+++ DATA ENTRIES

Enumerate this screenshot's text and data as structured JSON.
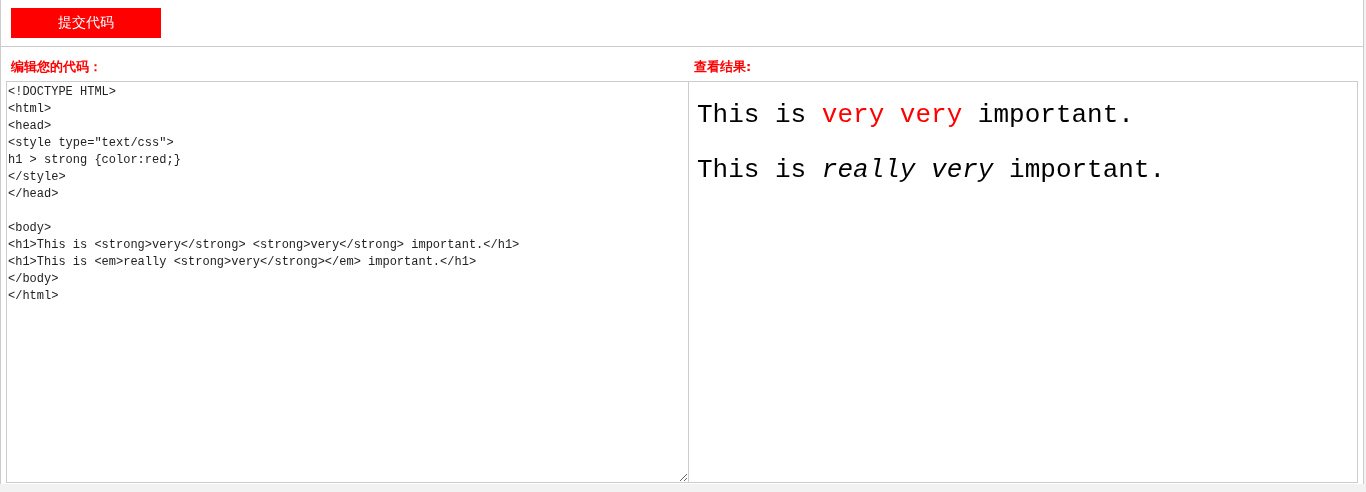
{
  "submit_button": {
    "label": "提交代码"
  },
  "editor": {
    "label": "编辑您的代码：",
    "code": "<!DOCTYPE HTML>\n<html>\n<head>\n<style type=\"text/css\">\nh1 > strong {color:red;}\n</style>\n</head>\n\n<body>\n<h1>This is <strong>very</strong> <strong>very</strong> important.</h1>\n<h1>This is <em>really <strong>very</strong></em> important.</h1>\n</body>\n</html>"
  },
  "result": {
    "label": "查看结果:",
    "headings": [
      {
        "segments": [
          {
            "text": "This is ",
            "kind": "plain"
          },
          {
            "text": "very very",
            "kind": "red"
          },
          {
            "text": " important.",
            "kind": "plain"
          }
        ]
      },
      {
        "segments": [
          {
            "text": "This is ",
            "kind": "plain"
          },
          {
            "text": "really very",
            "kind": "italic"
          },
          {
            "text": " important.",
            "kind": "plain"
          }
        ]
      }
    ]
  }
}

++++++

## WHAT YOU WILL DO
Reproduce the full material exactly, excluding the pictures.

## SOLUTION TO THE PROBLEM
Enumerate this screenshot's text and data as structured JSON.
{
  "submit_button": {
    "label": "提交代码"
  },
  "editor": {
    "label": "编辑您的代码：",
    "code": "<!DOCTYPE HTML>\n<html>\n<head>\n<style type=\"text/css\">\nh1 > strong {color:red;}\n</style>\n</head>\n\n<body>\n<h1>This is <strong>very</strong> <strong>very</strong> important.</h1>\n<h1>This is <em>really <strong>very</strong></em> important.</h1>\n</body>\n</html>"
  },
  "result": {
    "label": "查看结果:",
    "headings": [
      {
        "segments": [
          {
            "text": "This is ",
            "kind": "plain"
          },
          {
            "text": "very very",
            "kind": "red"
          },
          {
            "text": " important.",
            "kind": "plain"
          }
        ]
      },
      {
        "segments": [
          {
            "text": "This is ",
            "kind": "plain"
          },
          {
            "text": "really very",
            "kind": "italic"
          },
          {
            "text": " important.",
            "kind": "plain"
          }
        ]
      }
    ]
  }
}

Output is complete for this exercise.